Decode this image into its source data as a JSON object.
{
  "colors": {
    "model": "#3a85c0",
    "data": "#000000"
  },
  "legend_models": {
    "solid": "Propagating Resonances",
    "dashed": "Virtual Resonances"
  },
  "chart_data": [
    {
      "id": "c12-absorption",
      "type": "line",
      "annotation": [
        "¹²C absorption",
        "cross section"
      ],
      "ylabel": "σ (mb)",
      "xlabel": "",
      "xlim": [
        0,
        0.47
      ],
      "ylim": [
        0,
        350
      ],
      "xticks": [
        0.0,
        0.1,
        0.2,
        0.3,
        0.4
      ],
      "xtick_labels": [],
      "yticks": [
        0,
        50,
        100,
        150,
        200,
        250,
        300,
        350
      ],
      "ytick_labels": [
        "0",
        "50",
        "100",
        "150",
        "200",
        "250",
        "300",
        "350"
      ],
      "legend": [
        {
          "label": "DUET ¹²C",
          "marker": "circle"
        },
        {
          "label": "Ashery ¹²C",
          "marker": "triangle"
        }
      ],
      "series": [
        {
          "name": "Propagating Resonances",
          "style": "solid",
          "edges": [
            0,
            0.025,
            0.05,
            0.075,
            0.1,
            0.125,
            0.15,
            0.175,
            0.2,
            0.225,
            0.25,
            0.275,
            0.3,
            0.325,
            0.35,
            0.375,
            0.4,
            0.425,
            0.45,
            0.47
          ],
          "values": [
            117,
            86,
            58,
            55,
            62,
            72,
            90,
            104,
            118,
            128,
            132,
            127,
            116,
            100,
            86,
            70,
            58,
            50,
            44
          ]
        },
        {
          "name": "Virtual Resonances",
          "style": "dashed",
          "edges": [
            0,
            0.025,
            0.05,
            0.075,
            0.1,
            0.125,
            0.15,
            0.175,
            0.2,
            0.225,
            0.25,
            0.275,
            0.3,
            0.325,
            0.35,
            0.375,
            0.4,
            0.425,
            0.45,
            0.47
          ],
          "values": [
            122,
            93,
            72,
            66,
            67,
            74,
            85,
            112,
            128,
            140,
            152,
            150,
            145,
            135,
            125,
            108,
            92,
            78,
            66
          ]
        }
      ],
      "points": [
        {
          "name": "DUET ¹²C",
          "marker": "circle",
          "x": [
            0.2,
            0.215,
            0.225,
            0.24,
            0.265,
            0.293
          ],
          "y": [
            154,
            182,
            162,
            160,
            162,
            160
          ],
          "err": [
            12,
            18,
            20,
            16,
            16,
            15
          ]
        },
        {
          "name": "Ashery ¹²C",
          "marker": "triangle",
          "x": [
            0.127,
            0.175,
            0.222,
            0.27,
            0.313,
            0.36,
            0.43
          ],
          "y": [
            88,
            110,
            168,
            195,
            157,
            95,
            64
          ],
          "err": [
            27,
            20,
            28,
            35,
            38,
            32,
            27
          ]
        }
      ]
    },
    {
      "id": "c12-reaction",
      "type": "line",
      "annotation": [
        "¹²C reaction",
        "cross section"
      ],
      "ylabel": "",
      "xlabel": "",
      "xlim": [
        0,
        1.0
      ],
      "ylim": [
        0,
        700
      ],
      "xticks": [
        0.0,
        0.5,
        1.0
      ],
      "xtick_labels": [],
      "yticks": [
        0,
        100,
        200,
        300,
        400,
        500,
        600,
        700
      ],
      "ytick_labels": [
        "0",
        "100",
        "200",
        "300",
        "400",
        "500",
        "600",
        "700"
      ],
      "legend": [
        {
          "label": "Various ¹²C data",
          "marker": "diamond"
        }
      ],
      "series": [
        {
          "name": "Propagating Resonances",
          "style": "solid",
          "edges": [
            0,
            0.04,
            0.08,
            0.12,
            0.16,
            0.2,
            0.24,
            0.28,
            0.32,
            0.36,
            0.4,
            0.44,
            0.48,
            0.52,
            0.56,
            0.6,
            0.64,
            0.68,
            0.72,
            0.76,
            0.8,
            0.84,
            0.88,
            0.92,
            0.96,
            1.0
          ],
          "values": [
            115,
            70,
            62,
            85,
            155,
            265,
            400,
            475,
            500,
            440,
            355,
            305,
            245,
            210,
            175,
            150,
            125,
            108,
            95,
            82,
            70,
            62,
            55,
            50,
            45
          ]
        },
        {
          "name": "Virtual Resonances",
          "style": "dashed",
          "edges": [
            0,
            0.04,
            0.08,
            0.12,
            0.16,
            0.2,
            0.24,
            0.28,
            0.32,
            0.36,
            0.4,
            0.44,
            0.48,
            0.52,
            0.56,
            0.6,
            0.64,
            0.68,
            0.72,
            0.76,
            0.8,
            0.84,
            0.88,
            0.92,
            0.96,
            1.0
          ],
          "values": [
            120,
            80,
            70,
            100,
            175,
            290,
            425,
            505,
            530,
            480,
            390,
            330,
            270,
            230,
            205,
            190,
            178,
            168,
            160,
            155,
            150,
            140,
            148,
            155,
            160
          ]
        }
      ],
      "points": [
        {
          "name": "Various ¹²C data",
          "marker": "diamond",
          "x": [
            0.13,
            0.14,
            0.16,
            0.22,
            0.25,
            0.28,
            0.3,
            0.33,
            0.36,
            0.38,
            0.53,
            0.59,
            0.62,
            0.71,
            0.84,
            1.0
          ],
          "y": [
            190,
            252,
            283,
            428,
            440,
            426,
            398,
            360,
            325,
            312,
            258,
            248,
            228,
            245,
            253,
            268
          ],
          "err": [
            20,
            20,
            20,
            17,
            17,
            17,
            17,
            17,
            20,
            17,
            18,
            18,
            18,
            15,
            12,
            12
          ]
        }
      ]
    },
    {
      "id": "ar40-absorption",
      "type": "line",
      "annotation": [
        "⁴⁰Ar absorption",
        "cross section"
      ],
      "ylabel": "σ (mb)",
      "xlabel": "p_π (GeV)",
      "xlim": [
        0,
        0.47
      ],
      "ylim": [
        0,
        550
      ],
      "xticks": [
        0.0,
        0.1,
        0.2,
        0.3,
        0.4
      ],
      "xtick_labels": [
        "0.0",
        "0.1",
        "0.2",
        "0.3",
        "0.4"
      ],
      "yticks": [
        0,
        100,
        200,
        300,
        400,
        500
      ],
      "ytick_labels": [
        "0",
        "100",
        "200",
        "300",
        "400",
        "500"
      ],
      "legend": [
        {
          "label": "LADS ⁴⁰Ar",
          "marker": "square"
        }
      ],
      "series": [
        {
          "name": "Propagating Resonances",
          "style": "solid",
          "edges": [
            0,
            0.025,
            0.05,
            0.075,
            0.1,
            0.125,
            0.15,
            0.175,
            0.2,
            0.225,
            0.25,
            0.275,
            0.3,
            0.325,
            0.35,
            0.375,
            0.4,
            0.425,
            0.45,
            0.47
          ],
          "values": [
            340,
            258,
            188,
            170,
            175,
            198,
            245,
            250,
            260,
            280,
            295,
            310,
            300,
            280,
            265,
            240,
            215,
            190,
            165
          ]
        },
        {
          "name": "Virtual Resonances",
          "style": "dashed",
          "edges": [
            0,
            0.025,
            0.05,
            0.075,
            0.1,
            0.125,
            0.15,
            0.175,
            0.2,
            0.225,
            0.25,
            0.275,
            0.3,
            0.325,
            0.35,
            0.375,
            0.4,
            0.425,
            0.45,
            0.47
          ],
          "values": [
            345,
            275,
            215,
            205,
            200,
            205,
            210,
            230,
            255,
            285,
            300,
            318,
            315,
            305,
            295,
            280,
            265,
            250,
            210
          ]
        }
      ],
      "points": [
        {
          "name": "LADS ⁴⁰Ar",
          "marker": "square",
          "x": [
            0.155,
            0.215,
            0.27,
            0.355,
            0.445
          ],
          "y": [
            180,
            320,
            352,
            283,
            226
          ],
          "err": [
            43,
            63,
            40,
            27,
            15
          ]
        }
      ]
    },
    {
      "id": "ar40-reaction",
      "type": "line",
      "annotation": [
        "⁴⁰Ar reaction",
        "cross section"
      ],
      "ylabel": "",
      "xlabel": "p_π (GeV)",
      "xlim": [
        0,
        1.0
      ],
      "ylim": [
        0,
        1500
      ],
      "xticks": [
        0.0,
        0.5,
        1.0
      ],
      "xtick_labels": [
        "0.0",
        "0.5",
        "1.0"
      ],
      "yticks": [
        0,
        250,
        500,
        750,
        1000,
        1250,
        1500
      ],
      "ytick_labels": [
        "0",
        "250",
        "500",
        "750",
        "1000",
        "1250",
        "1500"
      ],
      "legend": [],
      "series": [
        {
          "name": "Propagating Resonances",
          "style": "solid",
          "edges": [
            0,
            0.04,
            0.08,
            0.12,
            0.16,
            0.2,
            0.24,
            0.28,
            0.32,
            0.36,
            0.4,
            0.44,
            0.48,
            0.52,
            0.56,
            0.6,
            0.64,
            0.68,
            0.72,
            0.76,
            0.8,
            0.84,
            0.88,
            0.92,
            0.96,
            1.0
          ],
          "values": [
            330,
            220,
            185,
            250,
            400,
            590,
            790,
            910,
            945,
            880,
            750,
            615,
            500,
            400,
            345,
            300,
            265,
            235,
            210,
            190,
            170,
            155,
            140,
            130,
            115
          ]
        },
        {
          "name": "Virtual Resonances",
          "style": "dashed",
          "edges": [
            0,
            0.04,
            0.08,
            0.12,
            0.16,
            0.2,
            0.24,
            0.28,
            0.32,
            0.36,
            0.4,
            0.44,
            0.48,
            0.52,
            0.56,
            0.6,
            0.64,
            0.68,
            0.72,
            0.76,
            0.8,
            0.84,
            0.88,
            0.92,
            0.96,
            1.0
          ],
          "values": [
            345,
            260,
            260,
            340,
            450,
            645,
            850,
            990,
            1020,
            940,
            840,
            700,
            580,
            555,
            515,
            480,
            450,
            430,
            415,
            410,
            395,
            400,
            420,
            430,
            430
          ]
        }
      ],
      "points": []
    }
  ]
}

================================

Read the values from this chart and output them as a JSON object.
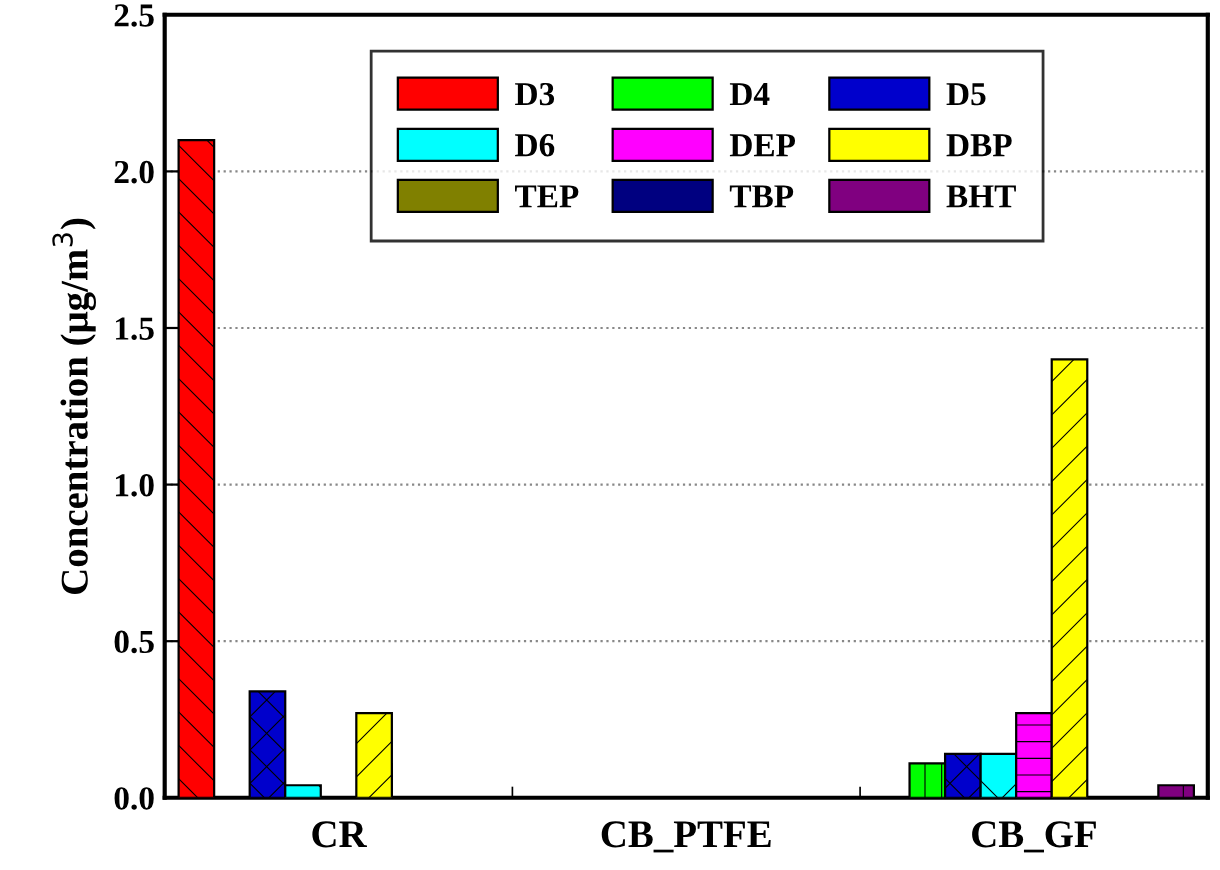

================================

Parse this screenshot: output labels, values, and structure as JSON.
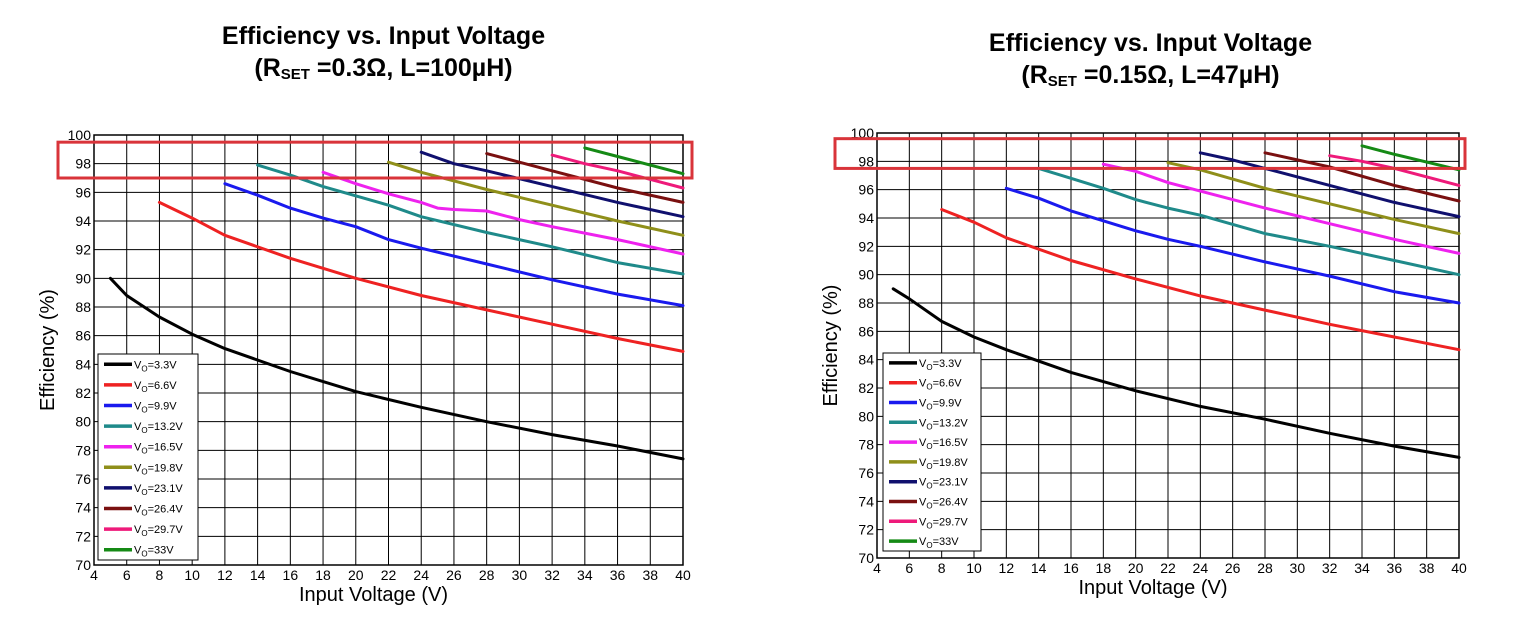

================================

### WHAT YOU ARE ASKED TO DO
Filter for "output". Return all lines that hold it.

### REPLY TO THE EXERCISE
Read the values from this chart and output them as a JSON object.
Parse this screenshot: output labels, values, and structure as JSON.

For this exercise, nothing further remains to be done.